Task requirements
How many lines hold the string "Import"? Give only the number.

——————

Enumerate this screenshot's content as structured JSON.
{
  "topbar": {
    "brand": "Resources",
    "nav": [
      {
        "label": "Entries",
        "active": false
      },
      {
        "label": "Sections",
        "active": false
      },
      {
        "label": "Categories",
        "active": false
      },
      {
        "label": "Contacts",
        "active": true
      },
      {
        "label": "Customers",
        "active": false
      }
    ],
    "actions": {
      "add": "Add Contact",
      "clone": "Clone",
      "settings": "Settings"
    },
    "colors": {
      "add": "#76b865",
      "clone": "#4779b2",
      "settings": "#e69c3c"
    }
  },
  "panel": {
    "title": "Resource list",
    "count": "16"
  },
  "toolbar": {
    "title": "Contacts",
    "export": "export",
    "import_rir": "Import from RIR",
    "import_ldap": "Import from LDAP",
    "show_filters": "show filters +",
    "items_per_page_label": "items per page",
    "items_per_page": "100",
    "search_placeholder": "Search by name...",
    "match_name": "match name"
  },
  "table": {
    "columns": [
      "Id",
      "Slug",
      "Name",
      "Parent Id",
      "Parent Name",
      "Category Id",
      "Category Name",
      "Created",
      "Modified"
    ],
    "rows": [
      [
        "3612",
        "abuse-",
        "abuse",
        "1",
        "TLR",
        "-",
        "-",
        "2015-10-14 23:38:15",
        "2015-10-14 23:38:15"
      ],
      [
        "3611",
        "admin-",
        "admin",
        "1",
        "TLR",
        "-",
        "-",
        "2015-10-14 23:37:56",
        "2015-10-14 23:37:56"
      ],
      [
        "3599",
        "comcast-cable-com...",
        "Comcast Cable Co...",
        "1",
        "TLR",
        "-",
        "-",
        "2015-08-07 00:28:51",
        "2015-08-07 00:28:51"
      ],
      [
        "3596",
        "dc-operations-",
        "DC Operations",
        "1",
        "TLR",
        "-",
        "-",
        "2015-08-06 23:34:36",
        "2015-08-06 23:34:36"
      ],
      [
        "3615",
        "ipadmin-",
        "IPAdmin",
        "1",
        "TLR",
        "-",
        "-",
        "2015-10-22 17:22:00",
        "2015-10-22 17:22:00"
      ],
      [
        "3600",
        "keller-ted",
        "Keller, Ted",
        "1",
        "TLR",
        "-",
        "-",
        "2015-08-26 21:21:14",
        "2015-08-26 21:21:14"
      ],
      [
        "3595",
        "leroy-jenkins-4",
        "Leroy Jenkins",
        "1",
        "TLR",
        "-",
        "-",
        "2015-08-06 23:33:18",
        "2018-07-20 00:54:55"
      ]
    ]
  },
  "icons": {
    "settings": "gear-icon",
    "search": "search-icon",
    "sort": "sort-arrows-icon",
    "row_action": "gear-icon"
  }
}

——————

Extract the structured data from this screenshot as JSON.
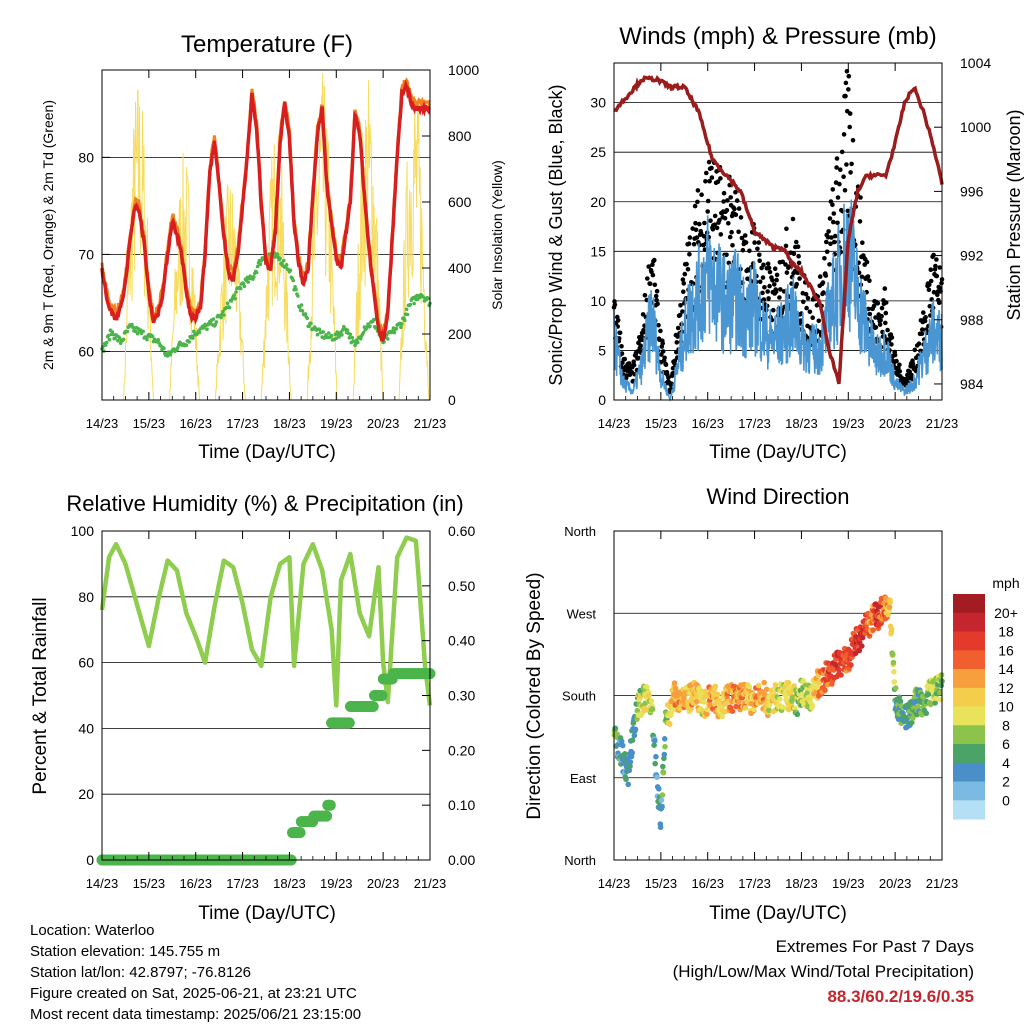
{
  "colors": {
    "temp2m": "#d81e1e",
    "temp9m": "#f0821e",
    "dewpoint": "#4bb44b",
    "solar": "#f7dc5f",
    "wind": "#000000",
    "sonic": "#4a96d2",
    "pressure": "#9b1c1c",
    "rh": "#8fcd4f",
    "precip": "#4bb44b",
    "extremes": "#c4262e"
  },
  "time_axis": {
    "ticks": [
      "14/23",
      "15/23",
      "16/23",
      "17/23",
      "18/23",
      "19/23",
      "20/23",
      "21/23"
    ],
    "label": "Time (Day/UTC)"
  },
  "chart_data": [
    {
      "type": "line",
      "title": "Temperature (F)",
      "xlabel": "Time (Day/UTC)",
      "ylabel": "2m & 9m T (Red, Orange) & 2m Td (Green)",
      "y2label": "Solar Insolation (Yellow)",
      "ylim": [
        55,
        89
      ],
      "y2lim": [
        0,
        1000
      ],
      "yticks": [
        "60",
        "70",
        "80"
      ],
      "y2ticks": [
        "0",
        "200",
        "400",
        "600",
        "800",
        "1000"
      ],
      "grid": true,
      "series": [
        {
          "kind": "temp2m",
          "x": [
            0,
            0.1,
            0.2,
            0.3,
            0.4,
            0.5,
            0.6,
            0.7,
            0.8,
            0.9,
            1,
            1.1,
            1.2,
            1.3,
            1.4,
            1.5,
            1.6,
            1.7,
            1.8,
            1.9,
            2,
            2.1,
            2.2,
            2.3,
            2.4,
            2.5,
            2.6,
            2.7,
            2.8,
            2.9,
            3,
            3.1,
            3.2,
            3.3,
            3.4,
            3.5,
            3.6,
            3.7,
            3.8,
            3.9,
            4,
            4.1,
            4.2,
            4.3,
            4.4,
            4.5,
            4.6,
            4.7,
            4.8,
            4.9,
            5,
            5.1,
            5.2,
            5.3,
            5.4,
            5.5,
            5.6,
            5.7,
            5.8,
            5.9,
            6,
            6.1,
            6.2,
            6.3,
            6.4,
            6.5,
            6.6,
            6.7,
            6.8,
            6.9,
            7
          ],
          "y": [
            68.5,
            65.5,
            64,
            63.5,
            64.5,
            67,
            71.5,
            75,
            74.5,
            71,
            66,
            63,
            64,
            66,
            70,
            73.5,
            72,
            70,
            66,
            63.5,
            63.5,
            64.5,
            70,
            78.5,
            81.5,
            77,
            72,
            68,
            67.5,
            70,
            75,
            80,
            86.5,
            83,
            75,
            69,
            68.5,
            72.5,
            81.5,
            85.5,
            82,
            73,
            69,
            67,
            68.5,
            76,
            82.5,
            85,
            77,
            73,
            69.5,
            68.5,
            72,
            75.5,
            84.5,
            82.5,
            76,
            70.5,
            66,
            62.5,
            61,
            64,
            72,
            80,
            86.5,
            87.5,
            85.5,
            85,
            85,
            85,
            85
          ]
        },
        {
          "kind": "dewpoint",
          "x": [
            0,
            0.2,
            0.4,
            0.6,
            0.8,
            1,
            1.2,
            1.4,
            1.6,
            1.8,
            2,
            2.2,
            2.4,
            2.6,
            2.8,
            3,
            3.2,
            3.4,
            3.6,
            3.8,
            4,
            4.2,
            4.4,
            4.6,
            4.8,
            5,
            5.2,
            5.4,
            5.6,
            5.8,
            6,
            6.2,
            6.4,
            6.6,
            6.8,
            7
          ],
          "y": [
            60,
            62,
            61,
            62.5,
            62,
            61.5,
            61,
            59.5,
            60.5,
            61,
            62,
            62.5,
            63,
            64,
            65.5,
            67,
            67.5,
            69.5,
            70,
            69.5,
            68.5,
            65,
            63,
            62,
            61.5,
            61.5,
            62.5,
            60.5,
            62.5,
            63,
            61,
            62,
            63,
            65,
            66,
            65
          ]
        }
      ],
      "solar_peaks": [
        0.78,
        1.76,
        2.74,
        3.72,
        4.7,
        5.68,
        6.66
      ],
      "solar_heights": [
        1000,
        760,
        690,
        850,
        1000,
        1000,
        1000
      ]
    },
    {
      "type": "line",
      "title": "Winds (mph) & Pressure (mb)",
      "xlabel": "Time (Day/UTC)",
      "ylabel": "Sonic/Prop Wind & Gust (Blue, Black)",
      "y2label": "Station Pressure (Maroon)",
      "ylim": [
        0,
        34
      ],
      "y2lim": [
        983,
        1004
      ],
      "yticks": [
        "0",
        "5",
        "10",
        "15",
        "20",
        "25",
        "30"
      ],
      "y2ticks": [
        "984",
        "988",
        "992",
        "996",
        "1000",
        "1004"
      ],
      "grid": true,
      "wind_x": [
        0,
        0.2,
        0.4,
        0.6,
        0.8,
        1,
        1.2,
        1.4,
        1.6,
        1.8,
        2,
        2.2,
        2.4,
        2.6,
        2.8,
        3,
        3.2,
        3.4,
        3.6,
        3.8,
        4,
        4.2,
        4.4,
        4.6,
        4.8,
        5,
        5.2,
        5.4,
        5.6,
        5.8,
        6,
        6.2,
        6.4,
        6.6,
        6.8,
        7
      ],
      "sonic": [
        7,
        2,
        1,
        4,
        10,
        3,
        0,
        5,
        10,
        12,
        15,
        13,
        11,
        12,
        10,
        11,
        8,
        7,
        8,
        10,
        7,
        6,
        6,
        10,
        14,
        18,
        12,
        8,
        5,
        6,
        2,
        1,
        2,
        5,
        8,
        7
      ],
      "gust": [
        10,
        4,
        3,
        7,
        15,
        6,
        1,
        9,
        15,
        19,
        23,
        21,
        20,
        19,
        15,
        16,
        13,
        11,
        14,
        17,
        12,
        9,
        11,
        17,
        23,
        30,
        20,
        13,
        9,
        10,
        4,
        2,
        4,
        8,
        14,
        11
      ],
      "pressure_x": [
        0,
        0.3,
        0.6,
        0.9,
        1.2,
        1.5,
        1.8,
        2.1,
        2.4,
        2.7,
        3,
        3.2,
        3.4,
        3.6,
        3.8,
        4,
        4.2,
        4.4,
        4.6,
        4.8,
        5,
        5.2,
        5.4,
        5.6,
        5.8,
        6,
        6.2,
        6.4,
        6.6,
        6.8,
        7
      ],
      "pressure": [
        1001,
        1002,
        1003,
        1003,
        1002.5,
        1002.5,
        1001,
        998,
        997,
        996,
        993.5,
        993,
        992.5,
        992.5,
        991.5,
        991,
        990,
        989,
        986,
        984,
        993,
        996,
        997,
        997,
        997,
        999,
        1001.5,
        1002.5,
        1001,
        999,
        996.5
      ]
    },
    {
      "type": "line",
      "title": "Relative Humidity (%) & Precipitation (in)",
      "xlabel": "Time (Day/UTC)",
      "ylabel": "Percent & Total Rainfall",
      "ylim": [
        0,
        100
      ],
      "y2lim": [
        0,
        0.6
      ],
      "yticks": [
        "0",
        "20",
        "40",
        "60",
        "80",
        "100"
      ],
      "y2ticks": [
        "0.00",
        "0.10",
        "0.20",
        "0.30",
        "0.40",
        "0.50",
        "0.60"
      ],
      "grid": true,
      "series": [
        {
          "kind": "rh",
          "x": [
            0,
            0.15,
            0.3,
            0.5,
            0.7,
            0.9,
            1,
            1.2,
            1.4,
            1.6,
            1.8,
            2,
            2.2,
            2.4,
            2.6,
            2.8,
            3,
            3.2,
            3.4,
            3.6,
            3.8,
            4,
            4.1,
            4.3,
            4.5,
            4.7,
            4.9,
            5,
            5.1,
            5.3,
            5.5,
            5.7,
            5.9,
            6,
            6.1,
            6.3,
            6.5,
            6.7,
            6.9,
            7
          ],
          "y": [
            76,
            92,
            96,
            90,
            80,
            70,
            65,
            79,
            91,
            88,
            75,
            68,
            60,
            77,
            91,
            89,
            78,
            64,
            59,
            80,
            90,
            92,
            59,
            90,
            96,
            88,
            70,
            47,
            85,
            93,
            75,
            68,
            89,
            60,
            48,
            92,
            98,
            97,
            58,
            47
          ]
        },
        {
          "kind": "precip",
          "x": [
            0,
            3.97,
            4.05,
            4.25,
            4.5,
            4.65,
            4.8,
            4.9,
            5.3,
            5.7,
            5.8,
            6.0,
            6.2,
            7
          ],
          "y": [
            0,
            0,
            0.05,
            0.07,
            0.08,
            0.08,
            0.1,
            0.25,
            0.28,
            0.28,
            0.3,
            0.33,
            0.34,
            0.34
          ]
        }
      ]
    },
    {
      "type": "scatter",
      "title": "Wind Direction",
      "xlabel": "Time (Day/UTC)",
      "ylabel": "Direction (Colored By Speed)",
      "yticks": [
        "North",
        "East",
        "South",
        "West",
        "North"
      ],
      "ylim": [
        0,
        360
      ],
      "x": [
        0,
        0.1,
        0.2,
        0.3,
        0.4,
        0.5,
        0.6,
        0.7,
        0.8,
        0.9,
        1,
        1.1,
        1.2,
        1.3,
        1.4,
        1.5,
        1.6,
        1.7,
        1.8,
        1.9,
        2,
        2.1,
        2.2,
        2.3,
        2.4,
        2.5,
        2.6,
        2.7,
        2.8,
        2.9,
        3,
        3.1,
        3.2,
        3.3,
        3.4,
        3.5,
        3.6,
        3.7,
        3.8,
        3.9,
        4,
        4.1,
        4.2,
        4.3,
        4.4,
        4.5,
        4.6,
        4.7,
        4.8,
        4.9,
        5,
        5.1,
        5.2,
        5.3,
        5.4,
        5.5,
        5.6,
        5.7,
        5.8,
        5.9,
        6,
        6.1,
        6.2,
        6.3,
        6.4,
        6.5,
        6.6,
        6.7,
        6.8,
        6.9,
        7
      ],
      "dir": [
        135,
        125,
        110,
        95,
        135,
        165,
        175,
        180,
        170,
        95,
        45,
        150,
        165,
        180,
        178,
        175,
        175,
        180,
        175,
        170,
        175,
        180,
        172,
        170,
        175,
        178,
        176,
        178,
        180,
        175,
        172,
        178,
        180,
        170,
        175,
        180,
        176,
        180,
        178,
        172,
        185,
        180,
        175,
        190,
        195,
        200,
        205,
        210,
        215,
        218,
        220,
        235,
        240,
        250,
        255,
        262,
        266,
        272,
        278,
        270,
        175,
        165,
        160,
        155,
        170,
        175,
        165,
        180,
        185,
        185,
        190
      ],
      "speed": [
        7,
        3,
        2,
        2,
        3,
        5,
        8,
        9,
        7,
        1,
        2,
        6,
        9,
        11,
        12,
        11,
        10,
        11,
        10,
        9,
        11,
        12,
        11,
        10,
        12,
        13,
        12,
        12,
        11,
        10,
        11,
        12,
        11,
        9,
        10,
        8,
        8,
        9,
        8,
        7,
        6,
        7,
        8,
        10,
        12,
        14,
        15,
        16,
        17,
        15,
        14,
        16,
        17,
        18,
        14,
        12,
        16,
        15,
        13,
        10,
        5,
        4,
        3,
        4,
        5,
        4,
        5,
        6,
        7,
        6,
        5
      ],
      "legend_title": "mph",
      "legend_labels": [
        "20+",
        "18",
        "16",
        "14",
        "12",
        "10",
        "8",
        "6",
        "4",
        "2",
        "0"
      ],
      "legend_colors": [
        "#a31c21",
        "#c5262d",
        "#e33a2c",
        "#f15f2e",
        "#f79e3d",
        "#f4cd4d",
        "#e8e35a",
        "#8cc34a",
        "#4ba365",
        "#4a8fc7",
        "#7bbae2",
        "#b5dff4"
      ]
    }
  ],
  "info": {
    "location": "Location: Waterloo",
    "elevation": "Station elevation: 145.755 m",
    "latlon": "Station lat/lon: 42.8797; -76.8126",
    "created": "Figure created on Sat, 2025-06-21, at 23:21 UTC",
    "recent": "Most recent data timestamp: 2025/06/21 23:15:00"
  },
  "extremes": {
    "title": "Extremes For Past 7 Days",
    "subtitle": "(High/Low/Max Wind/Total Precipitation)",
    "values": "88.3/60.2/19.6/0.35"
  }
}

——————

Reply
2